──────── Working data

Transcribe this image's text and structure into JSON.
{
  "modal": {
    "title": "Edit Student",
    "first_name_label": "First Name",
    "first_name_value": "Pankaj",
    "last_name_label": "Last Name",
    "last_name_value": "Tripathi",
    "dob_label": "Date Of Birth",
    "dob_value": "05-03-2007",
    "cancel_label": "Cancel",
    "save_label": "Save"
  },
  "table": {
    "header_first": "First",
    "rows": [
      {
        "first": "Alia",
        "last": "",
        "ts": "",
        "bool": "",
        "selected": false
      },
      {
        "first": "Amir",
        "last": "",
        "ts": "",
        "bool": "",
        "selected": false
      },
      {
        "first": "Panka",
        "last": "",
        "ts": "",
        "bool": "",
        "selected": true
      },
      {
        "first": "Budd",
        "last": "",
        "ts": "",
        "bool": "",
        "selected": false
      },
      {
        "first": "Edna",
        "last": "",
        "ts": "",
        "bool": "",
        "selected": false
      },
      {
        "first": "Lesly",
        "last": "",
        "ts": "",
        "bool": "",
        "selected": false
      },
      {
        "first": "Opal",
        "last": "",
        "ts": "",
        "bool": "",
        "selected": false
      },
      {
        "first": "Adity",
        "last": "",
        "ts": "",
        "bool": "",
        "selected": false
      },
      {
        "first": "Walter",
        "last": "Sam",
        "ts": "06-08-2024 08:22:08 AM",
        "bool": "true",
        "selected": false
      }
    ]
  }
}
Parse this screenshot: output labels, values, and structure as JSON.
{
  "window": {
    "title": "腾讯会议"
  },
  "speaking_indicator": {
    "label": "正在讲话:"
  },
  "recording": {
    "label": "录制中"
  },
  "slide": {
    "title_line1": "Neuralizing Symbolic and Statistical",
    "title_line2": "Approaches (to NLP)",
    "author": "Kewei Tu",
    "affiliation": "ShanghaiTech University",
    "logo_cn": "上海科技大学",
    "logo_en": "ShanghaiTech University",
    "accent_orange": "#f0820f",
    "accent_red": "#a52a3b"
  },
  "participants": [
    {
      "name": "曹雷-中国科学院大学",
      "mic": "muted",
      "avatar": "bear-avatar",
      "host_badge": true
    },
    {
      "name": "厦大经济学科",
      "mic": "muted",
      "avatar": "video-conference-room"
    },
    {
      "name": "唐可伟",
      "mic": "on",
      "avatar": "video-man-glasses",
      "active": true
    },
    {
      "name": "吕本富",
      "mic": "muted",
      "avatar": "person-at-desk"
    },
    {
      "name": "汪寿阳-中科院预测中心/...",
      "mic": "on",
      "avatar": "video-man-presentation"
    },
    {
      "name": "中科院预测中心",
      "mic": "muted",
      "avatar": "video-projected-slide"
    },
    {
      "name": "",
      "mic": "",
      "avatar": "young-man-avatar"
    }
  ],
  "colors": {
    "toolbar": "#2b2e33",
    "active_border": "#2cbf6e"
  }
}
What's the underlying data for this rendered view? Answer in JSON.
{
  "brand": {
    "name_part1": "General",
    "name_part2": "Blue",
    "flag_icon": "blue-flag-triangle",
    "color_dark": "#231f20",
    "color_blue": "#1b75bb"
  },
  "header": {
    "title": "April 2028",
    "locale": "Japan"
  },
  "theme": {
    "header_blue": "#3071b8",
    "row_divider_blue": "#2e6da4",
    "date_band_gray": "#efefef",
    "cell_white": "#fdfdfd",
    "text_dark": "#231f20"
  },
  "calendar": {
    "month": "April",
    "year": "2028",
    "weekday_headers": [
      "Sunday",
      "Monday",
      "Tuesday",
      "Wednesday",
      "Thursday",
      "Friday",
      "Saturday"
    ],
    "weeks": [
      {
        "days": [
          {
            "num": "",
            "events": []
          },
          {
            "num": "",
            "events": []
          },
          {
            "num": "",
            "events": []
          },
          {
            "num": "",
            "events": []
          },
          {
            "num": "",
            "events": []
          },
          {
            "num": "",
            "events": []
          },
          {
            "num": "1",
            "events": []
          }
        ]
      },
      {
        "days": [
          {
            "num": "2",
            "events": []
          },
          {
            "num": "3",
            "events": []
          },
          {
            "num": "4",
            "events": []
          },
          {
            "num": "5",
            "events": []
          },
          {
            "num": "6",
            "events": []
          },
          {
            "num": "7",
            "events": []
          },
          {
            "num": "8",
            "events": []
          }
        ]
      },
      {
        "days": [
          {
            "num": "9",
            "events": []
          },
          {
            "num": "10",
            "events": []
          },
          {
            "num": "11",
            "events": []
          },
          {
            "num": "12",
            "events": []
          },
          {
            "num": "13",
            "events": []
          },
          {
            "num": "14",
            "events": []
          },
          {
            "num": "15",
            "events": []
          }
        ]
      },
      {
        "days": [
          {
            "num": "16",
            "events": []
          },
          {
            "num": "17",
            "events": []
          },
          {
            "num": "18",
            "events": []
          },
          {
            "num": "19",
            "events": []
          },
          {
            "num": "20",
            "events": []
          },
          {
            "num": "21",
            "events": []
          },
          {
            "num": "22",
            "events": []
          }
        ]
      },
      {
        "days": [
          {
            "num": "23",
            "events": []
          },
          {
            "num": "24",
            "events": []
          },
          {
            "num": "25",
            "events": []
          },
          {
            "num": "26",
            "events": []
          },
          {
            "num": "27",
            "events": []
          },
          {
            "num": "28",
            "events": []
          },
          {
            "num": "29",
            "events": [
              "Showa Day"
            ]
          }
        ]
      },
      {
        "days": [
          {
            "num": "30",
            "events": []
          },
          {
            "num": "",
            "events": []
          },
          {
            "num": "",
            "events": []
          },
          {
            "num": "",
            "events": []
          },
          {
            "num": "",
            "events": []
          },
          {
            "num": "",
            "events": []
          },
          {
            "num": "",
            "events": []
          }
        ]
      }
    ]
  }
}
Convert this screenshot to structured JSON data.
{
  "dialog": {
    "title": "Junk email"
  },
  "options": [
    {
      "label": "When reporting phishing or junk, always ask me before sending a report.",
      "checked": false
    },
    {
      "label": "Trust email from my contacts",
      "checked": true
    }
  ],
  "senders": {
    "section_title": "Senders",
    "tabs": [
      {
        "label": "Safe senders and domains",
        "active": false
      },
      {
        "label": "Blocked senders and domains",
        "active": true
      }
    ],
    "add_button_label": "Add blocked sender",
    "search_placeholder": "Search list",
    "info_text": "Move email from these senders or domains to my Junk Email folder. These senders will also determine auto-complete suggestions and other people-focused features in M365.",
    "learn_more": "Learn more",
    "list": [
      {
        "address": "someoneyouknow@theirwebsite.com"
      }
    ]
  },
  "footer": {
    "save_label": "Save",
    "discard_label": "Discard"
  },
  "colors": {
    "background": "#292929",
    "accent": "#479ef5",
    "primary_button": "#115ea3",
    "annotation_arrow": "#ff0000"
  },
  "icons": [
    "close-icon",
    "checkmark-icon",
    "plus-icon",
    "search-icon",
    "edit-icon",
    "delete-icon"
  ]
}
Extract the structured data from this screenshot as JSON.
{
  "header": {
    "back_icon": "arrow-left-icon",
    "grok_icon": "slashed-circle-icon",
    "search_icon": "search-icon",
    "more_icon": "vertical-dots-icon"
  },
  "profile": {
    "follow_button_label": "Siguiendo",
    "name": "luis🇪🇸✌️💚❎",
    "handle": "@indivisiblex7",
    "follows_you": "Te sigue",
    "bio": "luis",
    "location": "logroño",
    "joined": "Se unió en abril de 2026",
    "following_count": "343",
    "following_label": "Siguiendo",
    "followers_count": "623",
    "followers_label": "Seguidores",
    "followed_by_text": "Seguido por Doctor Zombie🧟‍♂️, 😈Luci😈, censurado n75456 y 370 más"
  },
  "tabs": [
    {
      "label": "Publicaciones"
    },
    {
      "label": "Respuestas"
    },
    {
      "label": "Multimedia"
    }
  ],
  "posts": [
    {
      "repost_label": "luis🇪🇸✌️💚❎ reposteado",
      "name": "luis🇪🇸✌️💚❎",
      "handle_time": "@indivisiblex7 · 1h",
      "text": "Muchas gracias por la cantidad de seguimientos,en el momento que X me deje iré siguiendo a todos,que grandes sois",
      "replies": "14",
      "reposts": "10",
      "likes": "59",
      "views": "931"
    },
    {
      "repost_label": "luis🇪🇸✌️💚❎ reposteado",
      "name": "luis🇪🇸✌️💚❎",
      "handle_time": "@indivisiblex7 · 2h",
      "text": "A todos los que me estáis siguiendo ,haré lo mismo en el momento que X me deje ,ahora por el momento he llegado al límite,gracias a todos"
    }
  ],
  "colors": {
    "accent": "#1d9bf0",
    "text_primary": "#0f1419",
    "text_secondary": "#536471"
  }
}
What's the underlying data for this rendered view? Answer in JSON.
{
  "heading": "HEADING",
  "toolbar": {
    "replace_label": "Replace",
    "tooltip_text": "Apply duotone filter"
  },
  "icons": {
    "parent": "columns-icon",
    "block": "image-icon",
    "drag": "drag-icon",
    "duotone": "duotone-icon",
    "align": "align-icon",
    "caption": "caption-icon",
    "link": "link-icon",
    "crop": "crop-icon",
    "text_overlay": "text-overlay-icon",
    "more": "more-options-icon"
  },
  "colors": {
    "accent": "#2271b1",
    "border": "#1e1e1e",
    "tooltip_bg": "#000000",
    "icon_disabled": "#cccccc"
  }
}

────────────────

Look for "momento" and pull out every line that has it.

● Result for this exercise:
      "text": "Muchas gracias por la cantidad de seguimientos,en el momento que X me deje iré siguiendo a todos,que grandes sois",
      "text": "A todos los que me estáis siguiendo ,haré lo mismo en el momento que X me deje ,ahora por el momento he llegado al límite,gracias a todos"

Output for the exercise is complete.